TEXT SEGMENT:
15 min read

Data Manipulation

1 Introduction

Next post this time about the topic of data manipulation.

Almost no data set in real life does not need to be modified in some way. Therefore, you should familiarize yourself with the most common methods of manipulating data.

2 Preparation

For the following examples I create a new database and a new table.

SET LANGUAGE ENGLISH


CREATE DATABASE Manipulation;

USE Manipulation;
CREATE TABLE example_Table
    (Cat1 VARCHAR(100),
    Cat2 INT,
    Title VARCHAR(100),
    First_Name VARCHAR(100),
    Middle_Name VARCHAR(15),
    Last_Name VARCHAR(100),
    Age INT,
    LastOrderDate DATE,
    LastWebSearchDate DATE,
    LastInquiryDate DATE,
    LastPaymentDate DATE)
    ;
INSERT INTO example_Table (Cat1, Cat2, Title, First_Name, Middle_Name, Last_Name, Age, LastOrderDate, LastWebSearchDate, 
    LastInquiryDate, LastPaymentDate) VALUES ('A', 1, 'Mr', 'Alex', NULL, 'Smith', 18, '2021-03-02', NULL, NULL, NULL)
INSERT INTO example_Table (Cat1, Cat2, Title, First_Name, Middle_Name, Last_Name, Age, LastOrderDate, LastWebSearchDate, 
    LastInquiryDate, LastPaymentDate) VALUES ('A', 2, 'Miss', 'Cindy', 'J.', 'Steel', 34, NULL, '2021-03-22', NULL, NULL)
INSERT INTO example_Table (Cat1, Cat2, Title, First_Name, Middle_Name, Last_Name, Age, LastOrderDate, LastWebSearchDate, 
    LastInquiryDate, LastPaymentDate) VALUES ('A', NULL, 'Mrs', 'Jessy', 'Kathrin', 'Williams', NULL, NULL, NULL, '2021-02-27', NULL)

RECORD EXCERPTS:
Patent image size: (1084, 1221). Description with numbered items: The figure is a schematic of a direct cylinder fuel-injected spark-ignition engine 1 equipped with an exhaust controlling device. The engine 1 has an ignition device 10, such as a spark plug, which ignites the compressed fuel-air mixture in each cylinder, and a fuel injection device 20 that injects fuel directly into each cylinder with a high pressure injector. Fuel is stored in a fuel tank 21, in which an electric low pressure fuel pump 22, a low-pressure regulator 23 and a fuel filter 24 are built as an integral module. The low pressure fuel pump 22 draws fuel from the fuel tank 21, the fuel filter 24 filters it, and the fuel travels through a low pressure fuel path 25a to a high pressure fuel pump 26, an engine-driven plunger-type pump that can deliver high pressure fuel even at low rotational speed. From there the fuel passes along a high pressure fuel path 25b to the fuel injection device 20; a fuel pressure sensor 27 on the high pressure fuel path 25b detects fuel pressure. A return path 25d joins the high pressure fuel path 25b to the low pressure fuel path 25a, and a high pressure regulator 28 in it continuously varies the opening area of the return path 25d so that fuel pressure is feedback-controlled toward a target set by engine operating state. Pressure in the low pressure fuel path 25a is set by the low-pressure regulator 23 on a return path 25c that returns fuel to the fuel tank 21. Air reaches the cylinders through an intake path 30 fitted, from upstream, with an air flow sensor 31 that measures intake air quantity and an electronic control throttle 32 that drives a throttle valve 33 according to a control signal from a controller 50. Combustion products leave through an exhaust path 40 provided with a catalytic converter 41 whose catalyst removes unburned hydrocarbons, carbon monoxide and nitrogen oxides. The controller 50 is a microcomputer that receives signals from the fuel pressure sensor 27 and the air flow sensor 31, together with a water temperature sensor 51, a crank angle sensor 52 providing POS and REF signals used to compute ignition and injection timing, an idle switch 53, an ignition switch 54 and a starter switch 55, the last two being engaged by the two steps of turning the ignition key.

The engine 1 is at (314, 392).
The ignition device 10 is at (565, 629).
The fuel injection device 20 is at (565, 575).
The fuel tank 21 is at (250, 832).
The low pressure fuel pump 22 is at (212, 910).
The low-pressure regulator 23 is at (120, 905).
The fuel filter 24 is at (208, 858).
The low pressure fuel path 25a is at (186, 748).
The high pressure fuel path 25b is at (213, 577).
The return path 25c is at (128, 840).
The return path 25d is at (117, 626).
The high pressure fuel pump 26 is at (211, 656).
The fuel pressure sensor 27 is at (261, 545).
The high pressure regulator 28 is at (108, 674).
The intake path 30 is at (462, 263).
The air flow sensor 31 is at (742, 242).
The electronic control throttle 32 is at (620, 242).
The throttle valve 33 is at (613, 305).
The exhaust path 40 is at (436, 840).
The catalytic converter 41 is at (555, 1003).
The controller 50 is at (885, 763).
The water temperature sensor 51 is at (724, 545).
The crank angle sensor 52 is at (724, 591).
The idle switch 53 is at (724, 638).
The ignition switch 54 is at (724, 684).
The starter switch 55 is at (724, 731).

WHAT YOU ARE ASKED TO DO: Reproduce the data manipulation page word for word from "15 min read" to "of manipulating data.".

RESPONSE:
15 min read

Data Manipulation

1 Introduction

Next post this time about the topic of data manipulation.

Almost no data set in real life does not need to be modified in some way. Therefore, you should familiarize yourself with the most common methods of manipulating data.